start

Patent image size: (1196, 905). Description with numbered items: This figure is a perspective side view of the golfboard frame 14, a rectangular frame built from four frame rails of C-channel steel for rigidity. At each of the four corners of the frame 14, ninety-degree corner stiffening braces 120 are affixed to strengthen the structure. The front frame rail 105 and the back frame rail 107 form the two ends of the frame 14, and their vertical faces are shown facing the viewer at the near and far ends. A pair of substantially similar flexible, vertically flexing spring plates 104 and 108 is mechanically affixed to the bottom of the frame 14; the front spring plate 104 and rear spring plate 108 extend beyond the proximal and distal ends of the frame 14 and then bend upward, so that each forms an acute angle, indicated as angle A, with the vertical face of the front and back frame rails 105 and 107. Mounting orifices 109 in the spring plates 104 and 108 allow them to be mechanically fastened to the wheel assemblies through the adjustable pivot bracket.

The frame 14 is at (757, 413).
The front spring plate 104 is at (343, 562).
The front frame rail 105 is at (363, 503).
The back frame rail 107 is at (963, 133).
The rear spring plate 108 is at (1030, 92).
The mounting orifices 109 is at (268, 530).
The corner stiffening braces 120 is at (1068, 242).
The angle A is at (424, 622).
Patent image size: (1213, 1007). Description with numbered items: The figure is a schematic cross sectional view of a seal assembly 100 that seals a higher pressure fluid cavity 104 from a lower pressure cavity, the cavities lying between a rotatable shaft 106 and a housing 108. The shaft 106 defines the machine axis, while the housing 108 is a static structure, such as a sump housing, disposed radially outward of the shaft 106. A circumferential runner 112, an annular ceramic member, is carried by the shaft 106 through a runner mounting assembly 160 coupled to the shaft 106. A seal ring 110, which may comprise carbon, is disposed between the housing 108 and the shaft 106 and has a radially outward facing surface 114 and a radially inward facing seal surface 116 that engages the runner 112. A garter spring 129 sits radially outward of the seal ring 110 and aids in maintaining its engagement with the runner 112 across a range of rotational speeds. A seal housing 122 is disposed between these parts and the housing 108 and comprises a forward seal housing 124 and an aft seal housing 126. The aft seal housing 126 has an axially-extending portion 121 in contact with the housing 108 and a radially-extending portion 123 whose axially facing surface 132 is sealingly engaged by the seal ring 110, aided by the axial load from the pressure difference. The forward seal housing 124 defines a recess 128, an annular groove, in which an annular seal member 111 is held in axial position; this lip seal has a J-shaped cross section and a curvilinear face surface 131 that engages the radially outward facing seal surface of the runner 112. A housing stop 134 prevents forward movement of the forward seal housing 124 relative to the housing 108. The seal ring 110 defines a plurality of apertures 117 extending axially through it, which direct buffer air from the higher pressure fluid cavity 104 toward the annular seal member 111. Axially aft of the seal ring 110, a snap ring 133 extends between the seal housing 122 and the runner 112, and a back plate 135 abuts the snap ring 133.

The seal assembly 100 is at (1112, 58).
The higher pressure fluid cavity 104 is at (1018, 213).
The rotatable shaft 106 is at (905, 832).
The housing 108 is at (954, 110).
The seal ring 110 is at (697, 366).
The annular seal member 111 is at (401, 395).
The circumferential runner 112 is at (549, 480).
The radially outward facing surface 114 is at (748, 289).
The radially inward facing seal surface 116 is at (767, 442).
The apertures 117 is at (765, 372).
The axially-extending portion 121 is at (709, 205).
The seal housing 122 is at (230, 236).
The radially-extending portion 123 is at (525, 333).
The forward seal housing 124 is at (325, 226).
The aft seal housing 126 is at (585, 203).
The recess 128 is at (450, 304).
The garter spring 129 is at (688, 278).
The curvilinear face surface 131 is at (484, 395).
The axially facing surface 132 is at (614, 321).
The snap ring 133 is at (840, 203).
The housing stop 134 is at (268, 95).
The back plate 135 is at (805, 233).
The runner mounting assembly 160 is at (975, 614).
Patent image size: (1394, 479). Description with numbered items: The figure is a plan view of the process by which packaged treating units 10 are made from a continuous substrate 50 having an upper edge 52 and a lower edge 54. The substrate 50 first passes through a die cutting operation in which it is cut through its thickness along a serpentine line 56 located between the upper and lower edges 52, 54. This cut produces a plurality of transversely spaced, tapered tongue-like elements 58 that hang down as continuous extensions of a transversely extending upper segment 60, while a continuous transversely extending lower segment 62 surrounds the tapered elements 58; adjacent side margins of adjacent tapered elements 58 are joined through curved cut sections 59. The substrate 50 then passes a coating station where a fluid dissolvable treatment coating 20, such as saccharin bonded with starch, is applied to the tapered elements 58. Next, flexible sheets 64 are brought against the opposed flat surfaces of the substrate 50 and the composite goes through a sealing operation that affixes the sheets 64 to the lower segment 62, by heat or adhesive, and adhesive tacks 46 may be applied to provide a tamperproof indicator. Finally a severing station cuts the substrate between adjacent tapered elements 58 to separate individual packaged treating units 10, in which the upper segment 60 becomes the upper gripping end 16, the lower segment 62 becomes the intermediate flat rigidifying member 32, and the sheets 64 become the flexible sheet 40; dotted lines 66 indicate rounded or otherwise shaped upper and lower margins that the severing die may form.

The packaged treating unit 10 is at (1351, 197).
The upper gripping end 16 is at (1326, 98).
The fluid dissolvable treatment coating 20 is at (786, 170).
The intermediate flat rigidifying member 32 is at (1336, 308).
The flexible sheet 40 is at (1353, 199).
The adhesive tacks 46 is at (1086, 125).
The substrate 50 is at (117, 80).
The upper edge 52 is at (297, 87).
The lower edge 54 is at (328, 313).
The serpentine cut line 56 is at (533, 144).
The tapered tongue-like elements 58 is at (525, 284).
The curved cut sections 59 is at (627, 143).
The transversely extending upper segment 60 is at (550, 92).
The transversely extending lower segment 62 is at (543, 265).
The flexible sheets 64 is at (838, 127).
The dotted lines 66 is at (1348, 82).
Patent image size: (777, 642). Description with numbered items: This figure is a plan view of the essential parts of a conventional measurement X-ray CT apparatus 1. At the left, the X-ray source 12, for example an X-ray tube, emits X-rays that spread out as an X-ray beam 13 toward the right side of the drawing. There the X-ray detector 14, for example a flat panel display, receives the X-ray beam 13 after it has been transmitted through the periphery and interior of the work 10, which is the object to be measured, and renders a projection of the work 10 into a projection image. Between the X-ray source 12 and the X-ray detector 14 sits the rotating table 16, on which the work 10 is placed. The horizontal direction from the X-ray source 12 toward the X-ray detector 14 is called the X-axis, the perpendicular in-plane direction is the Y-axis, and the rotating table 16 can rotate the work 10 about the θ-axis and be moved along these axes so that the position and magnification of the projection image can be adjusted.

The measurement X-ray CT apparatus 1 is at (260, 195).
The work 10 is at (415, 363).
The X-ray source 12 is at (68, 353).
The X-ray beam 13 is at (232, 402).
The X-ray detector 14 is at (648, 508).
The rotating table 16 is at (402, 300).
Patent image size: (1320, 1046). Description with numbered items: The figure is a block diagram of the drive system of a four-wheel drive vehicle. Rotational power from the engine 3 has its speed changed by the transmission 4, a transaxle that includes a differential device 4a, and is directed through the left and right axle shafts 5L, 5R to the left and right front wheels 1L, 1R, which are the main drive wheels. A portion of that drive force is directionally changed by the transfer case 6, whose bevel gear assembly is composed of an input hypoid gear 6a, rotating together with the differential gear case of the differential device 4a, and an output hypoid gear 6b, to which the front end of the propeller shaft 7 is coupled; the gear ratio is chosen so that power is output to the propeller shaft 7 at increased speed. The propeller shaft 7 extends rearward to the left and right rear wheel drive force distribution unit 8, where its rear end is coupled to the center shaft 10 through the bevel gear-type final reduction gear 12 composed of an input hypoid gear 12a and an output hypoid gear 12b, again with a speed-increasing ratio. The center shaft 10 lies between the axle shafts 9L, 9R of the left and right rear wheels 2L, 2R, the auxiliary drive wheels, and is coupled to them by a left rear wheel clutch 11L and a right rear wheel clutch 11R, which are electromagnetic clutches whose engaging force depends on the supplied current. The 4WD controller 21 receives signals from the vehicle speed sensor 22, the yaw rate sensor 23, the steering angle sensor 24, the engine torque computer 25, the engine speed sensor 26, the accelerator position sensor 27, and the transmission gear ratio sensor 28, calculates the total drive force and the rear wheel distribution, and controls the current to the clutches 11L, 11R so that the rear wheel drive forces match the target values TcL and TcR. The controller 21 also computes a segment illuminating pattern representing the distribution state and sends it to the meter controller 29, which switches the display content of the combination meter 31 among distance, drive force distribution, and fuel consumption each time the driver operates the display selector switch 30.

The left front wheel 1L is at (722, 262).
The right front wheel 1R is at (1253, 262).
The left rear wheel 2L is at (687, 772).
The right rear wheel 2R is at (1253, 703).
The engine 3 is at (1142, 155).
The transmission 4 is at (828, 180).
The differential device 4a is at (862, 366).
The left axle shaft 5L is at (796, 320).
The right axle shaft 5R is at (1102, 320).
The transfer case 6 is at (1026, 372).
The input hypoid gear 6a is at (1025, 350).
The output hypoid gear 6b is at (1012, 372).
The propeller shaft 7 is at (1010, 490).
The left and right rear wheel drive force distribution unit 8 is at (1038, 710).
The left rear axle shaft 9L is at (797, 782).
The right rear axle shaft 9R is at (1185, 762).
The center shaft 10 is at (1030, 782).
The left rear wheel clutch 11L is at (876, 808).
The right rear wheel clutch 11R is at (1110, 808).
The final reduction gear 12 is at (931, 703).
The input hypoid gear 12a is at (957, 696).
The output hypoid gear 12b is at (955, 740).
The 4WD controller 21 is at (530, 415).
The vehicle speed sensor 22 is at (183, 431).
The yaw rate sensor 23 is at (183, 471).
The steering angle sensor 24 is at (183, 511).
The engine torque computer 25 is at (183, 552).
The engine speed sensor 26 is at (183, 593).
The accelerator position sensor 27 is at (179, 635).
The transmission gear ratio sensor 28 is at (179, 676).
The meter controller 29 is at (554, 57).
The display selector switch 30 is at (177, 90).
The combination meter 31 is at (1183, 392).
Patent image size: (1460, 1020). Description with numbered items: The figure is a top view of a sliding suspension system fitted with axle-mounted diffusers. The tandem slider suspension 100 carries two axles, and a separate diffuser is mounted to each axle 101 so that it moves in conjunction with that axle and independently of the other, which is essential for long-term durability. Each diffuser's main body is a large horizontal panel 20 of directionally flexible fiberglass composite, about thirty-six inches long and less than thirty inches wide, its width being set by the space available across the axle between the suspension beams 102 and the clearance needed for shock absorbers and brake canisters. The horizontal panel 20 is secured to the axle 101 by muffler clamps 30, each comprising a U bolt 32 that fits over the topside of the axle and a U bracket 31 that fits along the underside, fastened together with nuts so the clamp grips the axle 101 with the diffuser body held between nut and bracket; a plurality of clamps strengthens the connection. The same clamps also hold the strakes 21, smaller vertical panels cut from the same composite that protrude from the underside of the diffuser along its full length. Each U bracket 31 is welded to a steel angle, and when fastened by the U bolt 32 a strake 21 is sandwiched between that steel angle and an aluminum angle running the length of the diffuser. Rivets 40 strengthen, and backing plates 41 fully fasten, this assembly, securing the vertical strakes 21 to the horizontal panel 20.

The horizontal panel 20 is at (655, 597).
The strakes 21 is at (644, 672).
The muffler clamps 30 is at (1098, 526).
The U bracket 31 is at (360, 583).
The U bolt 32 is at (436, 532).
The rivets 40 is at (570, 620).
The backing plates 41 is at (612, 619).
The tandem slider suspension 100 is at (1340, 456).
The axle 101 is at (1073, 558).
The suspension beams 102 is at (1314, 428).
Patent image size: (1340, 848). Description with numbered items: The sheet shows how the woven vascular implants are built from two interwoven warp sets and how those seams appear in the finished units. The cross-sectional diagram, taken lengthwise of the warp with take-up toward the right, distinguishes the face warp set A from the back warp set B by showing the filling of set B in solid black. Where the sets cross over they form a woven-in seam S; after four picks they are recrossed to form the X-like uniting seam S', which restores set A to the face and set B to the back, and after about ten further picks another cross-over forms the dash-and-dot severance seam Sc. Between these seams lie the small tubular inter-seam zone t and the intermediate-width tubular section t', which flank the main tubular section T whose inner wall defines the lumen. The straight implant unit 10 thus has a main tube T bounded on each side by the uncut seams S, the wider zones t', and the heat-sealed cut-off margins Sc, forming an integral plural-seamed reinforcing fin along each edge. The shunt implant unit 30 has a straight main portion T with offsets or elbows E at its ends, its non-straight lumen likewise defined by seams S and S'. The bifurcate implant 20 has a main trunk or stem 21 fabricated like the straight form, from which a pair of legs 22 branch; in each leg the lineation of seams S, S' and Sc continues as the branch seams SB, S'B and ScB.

end

Could you lay out everything in the material from the line containing "Patent image size: (777, 642)." down to and including the line containing "The measurement X-ray" as a JSON list of strings, one string per line, with blank lines left out?

Solution.
[
  "Patent image size: (777, 642). Description with numbered items: This figure is a plan view of the essential parts of a conventional measurement X-ray CT apparatus 1. At the left, the X-ray source 12, for example an X-ray tube, emits X-rays that spread out as an X-ray beam 13 toward the right side of the drawing. There the X-ray detector 14, for example a flat panel display, receives the X-ray beam 13 after it has been transmitted through the periphery and interior of the work 10, which is the object to be measured, and renders a projection of the work 10 into a projection image. Between the X-ray source 12 and the X-ray detector 14 sits the rotating table 16, on which the work 10 is placed. The horizontal direction from the X-ray source 12 toward the X-ray detector 14 is called the X-axis, the perpendicular in-plane direction is the Y-axis, and the rotating table 16 can rotate the work 10 about the θ-axis and be moved along these axes so that the position and magnification of the projection image can be adjusted.",
  "The measurement X-ray CT apparatus 1 is at (260, 195)."
]